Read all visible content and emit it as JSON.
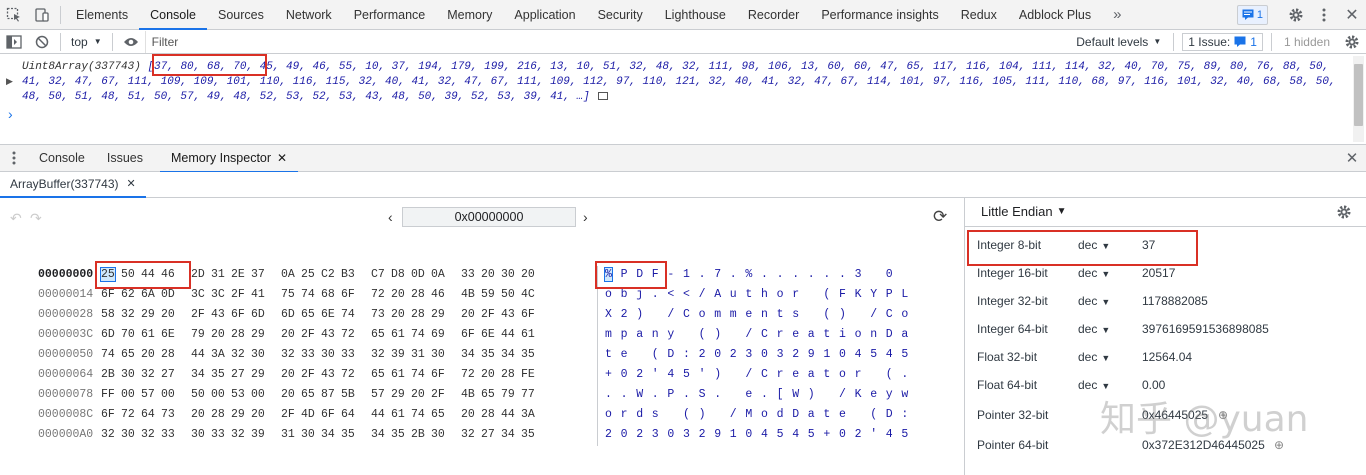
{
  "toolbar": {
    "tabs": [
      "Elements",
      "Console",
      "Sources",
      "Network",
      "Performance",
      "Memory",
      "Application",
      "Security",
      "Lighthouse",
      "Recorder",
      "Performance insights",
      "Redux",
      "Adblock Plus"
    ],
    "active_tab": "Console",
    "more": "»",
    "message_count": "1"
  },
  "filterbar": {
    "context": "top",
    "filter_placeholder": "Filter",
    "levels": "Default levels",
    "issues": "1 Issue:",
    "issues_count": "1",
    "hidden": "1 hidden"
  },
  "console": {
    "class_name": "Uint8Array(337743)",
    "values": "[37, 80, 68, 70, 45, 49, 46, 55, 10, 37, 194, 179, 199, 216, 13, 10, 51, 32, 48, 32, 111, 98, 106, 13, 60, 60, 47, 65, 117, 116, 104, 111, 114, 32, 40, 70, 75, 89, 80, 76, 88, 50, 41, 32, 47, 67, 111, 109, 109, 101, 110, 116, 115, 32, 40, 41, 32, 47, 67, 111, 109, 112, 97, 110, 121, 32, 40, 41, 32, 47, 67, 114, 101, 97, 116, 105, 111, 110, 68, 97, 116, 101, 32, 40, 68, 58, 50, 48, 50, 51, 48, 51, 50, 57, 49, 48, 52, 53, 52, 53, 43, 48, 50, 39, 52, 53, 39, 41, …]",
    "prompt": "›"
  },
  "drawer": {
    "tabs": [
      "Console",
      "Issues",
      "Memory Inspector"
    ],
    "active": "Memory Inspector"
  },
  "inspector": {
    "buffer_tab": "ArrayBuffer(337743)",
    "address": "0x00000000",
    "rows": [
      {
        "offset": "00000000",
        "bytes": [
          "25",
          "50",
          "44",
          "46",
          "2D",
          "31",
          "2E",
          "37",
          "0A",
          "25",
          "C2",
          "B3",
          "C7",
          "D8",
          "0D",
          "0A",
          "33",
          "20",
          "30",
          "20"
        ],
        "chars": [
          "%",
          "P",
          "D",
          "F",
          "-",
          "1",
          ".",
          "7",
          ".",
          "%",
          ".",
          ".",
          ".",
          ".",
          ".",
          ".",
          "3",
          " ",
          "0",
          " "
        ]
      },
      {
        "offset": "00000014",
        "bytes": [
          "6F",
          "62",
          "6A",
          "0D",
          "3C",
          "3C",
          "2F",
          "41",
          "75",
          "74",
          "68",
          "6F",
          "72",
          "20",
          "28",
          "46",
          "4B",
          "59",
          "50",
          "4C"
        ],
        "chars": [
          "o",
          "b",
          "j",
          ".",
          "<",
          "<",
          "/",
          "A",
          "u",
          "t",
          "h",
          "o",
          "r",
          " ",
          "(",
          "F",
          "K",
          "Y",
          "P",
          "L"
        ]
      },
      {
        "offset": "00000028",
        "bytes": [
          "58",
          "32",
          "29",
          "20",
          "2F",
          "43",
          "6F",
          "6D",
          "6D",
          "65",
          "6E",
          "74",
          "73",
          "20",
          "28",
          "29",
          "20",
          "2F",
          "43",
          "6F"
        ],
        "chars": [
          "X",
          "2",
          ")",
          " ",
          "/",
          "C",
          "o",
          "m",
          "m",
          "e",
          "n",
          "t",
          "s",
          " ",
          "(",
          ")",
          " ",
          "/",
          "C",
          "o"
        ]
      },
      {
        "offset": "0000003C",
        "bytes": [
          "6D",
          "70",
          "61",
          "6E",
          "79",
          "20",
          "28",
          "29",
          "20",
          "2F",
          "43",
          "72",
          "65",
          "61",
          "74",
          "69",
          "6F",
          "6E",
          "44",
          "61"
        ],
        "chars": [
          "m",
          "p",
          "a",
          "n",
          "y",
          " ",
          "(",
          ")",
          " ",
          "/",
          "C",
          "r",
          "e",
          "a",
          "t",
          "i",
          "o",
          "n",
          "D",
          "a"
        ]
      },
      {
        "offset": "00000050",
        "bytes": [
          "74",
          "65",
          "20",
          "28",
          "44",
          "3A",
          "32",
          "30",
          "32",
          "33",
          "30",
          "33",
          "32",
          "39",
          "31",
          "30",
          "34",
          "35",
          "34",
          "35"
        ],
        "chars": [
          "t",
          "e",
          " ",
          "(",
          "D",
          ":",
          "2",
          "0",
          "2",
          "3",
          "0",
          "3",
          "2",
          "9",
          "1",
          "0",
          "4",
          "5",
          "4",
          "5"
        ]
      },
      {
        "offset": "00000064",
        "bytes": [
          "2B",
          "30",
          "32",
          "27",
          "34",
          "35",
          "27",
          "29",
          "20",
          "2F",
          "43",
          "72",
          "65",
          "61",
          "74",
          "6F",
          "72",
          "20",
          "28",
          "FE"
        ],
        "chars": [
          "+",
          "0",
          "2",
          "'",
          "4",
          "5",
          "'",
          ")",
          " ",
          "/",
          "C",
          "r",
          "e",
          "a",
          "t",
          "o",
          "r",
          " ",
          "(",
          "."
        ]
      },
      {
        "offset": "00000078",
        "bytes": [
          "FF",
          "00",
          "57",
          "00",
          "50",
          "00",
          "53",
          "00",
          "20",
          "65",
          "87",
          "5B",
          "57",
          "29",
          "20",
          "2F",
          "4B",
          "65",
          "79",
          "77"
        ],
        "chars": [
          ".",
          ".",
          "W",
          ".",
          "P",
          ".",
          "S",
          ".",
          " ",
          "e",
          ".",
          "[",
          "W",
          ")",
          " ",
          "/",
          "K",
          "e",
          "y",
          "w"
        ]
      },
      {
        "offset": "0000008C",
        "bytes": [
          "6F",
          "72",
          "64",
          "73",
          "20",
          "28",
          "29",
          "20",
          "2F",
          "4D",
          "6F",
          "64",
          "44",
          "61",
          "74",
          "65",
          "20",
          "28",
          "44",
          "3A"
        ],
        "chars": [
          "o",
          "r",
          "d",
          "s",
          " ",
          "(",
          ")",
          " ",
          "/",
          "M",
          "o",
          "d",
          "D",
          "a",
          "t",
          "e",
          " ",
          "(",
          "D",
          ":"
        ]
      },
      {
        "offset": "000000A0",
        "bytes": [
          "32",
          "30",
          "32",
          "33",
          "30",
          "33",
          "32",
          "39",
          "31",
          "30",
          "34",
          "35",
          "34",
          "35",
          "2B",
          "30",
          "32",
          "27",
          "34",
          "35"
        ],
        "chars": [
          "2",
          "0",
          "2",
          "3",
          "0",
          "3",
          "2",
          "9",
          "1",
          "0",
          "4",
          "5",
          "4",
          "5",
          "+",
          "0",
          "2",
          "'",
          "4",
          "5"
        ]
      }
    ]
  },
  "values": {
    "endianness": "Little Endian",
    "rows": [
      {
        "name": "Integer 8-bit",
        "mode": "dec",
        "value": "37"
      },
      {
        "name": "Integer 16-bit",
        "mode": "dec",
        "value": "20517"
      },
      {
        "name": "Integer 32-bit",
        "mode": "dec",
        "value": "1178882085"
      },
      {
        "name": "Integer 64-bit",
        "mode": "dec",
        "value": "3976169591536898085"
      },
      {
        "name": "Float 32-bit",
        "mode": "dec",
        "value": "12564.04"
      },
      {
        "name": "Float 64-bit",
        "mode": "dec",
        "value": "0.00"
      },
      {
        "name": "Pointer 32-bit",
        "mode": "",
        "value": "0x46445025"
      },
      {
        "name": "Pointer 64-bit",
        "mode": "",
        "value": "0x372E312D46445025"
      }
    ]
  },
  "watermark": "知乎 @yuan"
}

####################

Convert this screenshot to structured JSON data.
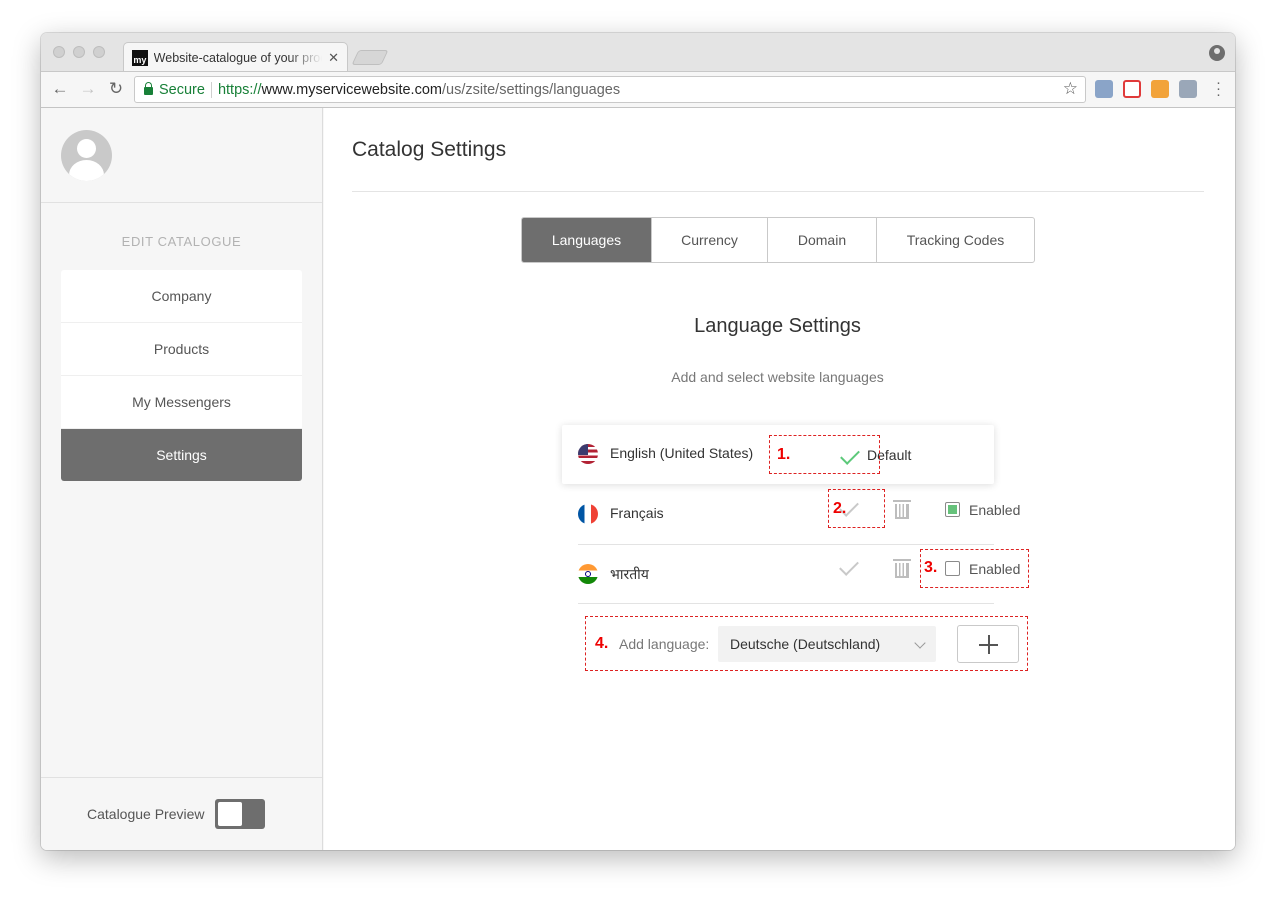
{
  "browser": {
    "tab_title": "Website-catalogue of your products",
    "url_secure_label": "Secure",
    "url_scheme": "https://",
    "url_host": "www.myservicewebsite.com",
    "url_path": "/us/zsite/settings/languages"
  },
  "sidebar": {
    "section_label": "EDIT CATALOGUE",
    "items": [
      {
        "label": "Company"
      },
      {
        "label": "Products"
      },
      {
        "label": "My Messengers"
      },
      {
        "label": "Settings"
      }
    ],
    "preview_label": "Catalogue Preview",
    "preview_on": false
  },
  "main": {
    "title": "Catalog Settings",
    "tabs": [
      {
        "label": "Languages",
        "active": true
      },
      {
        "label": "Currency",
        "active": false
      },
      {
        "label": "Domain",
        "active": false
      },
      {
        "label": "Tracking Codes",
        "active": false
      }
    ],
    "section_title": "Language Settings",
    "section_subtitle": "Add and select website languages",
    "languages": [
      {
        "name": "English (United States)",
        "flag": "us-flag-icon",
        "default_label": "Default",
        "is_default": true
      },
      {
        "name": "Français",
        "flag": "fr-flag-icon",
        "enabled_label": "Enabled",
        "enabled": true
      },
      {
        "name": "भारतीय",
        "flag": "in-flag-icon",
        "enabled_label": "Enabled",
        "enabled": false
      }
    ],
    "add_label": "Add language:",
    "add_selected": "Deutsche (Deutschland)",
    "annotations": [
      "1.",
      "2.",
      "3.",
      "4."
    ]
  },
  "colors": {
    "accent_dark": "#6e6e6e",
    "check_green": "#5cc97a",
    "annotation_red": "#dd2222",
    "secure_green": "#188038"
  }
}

####################

Task directions —
Gather every line containing the word "offset" and copy it.

Output for this task —
        "offset": "00000000",
        "offset": "00000014",
        "offset": "00000028",
        "offset": "0000003C",
        "offset": "00000050",
        "offset": "00000064",
        "offset": "00000078",
        "offset": "0000008C",
        "offset": "000000A0",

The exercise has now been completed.